_Exercise description_: Pull out every line with the word "leven".

_Data provided_:
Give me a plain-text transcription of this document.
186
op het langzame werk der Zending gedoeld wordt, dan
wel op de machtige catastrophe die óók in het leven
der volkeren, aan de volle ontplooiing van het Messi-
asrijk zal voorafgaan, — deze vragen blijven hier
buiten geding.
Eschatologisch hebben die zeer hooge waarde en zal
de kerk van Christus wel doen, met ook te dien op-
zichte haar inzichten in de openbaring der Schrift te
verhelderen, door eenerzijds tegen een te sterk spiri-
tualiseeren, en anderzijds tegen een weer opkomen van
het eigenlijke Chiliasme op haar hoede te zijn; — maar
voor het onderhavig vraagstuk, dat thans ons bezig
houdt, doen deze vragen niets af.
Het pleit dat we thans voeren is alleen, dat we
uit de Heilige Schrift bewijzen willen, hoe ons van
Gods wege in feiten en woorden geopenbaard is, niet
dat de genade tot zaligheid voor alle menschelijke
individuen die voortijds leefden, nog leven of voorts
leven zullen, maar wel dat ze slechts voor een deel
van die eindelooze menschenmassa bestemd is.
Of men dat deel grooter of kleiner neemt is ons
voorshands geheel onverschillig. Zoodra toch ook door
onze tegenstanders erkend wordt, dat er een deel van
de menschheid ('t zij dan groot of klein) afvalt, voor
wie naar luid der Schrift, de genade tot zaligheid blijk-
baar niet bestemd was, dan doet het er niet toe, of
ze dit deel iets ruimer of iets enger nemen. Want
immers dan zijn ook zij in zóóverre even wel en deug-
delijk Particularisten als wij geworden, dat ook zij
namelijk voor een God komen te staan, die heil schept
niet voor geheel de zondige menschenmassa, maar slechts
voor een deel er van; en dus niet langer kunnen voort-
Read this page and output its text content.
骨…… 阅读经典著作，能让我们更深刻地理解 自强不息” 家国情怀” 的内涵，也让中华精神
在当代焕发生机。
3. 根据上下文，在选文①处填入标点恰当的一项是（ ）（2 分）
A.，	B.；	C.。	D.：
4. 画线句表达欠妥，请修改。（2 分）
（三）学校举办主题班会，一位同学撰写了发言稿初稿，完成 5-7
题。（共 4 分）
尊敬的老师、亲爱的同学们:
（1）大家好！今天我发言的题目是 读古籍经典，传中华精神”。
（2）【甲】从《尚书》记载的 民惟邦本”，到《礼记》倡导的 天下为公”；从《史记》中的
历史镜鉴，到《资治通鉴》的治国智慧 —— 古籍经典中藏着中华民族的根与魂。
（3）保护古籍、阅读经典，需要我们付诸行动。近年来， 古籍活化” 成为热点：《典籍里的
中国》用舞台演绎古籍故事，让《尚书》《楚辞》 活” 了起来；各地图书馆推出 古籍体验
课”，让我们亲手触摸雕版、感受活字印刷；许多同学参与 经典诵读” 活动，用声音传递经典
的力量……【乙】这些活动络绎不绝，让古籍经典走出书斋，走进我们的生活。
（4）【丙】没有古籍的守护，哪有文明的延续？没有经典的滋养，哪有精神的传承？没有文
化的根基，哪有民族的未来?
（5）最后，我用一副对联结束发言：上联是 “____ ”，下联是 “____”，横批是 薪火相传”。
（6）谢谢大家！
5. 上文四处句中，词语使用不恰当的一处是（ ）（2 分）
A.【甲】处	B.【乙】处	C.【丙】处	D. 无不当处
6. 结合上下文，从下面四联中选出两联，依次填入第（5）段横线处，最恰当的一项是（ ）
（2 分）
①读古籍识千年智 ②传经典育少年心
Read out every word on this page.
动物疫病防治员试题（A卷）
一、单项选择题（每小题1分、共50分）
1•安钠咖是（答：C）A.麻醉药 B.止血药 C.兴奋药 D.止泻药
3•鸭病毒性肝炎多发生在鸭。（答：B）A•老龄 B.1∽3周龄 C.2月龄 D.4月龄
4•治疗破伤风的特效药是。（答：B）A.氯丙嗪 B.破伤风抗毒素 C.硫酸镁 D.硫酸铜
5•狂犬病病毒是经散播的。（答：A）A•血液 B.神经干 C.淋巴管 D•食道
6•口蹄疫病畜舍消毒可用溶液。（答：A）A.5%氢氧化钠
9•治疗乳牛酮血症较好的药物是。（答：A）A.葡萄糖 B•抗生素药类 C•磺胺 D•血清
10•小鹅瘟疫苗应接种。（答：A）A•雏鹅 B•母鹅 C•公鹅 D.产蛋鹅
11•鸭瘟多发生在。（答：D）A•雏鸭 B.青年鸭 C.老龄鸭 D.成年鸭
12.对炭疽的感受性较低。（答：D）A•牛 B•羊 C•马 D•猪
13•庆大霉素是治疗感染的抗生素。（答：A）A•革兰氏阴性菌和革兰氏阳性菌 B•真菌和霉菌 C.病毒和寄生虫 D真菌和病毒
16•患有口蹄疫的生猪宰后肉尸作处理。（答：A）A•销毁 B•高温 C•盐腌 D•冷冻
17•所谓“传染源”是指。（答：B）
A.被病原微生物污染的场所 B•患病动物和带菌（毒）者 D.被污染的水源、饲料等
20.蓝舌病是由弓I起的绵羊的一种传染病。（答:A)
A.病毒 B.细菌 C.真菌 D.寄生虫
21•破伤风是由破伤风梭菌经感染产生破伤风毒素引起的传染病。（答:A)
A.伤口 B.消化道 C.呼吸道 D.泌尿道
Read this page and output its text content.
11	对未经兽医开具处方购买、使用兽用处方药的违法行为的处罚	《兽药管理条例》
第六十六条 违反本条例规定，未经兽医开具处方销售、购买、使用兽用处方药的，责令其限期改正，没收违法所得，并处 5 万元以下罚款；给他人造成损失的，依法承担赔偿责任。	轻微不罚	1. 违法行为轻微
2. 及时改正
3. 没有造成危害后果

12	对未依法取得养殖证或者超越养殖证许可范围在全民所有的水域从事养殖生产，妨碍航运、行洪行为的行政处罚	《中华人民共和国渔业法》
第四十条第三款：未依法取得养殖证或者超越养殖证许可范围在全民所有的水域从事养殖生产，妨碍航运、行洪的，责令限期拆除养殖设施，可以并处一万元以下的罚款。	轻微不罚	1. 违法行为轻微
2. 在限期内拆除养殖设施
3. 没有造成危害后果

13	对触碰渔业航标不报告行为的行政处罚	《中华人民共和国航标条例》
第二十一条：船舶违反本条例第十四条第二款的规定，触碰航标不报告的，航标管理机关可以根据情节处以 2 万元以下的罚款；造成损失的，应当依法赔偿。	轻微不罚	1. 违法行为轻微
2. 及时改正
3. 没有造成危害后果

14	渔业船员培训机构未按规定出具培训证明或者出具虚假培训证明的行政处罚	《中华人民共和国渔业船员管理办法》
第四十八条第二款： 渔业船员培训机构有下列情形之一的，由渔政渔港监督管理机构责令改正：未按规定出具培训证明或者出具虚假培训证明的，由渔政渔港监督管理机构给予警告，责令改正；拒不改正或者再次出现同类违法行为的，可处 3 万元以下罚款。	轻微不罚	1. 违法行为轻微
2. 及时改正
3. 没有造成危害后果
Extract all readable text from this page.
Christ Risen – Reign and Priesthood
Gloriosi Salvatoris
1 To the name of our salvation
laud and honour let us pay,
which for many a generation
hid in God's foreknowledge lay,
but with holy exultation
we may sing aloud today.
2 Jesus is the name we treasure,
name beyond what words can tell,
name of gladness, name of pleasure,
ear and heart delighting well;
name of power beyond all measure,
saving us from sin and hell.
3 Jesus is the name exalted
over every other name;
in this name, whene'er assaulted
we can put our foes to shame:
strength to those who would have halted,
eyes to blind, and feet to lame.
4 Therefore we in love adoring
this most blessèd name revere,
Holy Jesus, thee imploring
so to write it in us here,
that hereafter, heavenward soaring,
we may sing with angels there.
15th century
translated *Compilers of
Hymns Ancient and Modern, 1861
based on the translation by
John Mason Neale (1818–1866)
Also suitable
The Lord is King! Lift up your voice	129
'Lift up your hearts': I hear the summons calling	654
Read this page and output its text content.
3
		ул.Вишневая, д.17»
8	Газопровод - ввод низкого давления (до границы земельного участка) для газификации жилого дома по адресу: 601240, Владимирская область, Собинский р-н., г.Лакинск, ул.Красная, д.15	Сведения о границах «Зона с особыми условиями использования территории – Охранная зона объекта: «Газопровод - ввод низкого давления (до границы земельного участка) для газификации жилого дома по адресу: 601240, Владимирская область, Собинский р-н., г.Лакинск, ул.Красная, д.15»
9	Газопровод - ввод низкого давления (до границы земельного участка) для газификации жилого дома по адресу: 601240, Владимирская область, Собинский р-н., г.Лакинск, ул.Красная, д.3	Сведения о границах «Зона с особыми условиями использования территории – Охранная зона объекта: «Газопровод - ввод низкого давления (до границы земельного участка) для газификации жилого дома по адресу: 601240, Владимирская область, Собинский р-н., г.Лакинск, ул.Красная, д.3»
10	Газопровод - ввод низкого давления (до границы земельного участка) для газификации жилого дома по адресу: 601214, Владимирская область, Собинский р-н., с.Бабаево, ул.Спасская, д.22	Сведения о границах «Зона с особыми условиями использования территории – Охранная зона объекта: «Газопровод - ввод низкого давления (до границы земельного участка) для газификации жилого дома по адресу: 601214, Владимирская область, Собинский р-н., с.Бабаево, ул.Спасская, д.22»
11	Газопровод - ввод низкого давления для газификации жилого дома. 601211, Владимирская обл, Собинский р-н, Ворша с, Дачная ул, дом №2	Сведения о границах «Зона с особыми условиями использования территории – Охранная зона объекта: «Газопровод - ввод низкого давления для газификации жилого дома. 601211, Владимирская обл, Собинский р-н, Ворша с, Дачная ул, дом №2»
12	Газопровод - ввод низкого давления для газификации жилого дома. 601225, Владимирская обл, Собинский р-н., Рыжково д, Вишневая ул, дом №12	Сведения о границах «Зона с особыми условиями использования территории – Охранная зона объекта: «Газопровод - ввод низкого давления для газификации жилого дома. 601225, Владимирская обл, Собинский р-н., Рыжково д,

_Response for this exercise_:
wel op de machtige catastrophe die óók in het leven
individuen die voortijds leefden, nog leven of voorts
leven zullen, maar wel dat ze slechts voor een deel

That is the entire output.